## begin Material
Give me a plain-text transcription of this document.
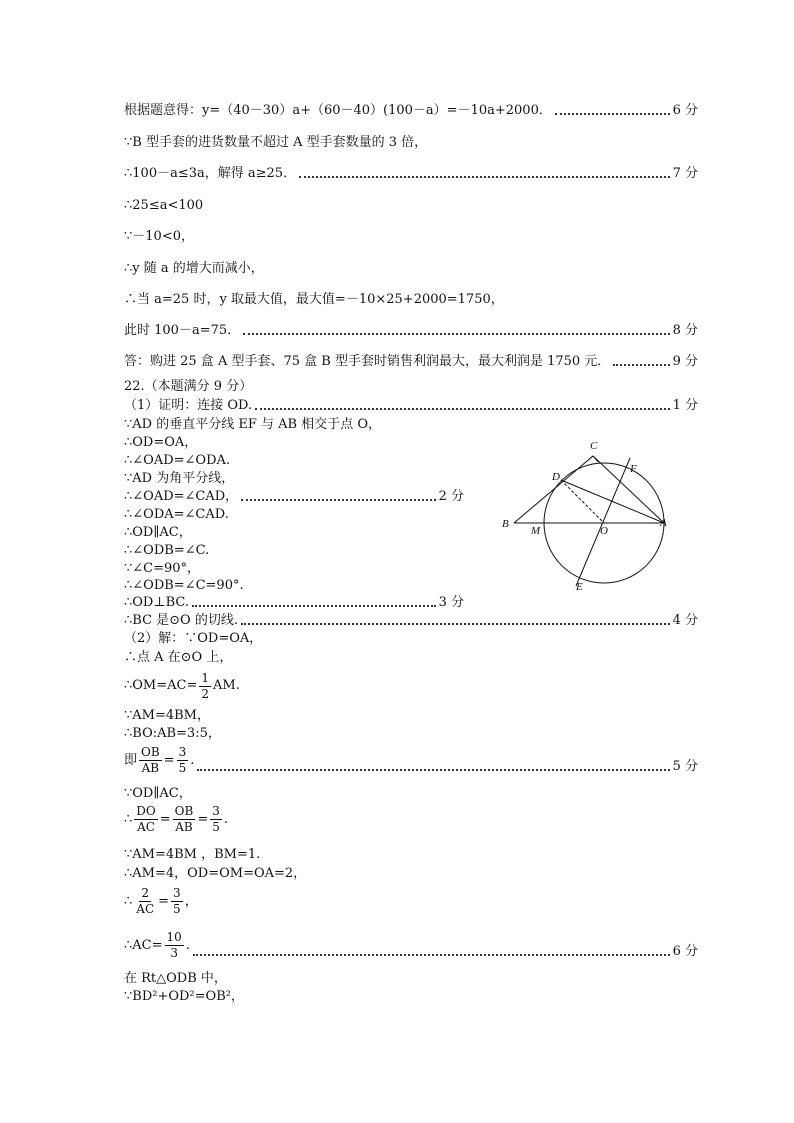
根据题意得：y=（40－30）a+（60－40）(100－a）=－10a+2000．	6 分
∵B 型手套的进货数量不超过 A 型手套数量的 3 倍，
∴100－a≤3a，解得 a≥25．	7 分
∴25≤a<100
∵－10<0，
∴y 随 a 的增大而减小，
∴当 a=25 时，y 取最大值，最大值=－10×25+2000=1750，
此时 100－a=75．	8 分
答：购进 25 盒 A 型手套、75 盒 B 型手套时销售利润最大，最大利润是 1750 元．	9 分
22.（本题满分 9 分）
（1）证明：连接 OD.	1 分
∵AD 的垂直平分线 EF 与 AB 相交于点 O，
∴OD=OA，
∴∠OAD=∠ODA.
∵AD 为角平分线，
∴∠OAD=∠CAD，	2 分
∴∠ODA=∠CAD.
∴OD∥AC，
∴∠ODB=∠C.
∵∠C=90°，
∴∠ODB=∠C=90°.
∴OD⊥BC.	3 分
∴BC 是⊙O 的切线.	4 分
（2）解：∵OD=OA，
∴点 A 在⊙O 上，
∴OM=AC= $\frac{1}{2}$ AM.
∵AM=4BM，
∴BO:AB=3:5，
即 $\frac{OB}{AB} = \frac{3}{5}$ .	5 分
∵OD∥AC，
∴ $\frac{DO}{AC} = \frac{OB}{AB} = \frac{3}{5}$ .
∵AM=4BM ，BM=1.
∴AM=4，OD=OM=OA=2，
∴ $\frac{2}{AC} = \frac{3}{5}$ ，
∴AC= $\frac{10}{3}$ .	6 分
在 Rt△ODB 中，
∵BD²+OD²=OB²，
C
D
F
B
M	O
A
E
## end Material
● **Written instruction**
Repeat the listing in full and exactly. Do not include any images.

● **Solution for this problem**
Give me a plain-text transcription of this document.
根据题意得：y=（40－30）a+（60－40）(100－a）=－10a+2000．	6 分
∵B 型手套的进货数量不超过 A 型手套数量的 3 倍，
∴100－a≤3a，解得 a≥25．	7 分
∴25≤a<100
∵－10<0，
∴y 随 a 的增大而减小，
∴当 a=25 时，y 取最大值，最大值=－10×25+2000=1750，
此时 100－a=75．	8 分
答：购进 25 盒 A 型手套、75 盒 B 型手套时销售利润最大，最大利润是 1750 元．	9 分
22.（本题满分 9 分）
（1）证明：连接 OD.	1 分
∵AD 的垂直平分线 EF 与 AB 相交于点 O，
∴OD=OA，
∴∠OAD=∠ODA.
∵AD 为角平分线，
∴∠OAD=∠CAD，	2 分
∴∠ODA=∠CAD.
∴OD∥AC，
∴∠ODB=∠C.
∵∠C=90°，
∴∠ODB=∠C=90°.
∴OD⊥BC.	3 分
∴BC 是⊙O 的切线.	4 分
（2）解：∵OD=OA，
∴点 A 在⊙O 上，
∴OM=AC= $\frac{1}{2}$ AM.
∵AM=4BM，
∴BO:AB=3:5，
即 $\frac{OB}{AB} = \frac{3}{5}$ .	5 分
∵OD∥AC，
∴ $\frac{DO}{AC} = \frac{OB}{AB} = \frac{3}{5}$ .
∵AM=4BM ，BM=1.
∴AM=4，OD=OM=OA=2，
∴ $\frac{2}{AC} = \frac{3}{5}$ ，
∴AC= $\frac{10}{3}$ .	6 分
在 Rt△ODB 中，
∵BD²+OD²=OB²，
C
D
F
B
M	O
A
E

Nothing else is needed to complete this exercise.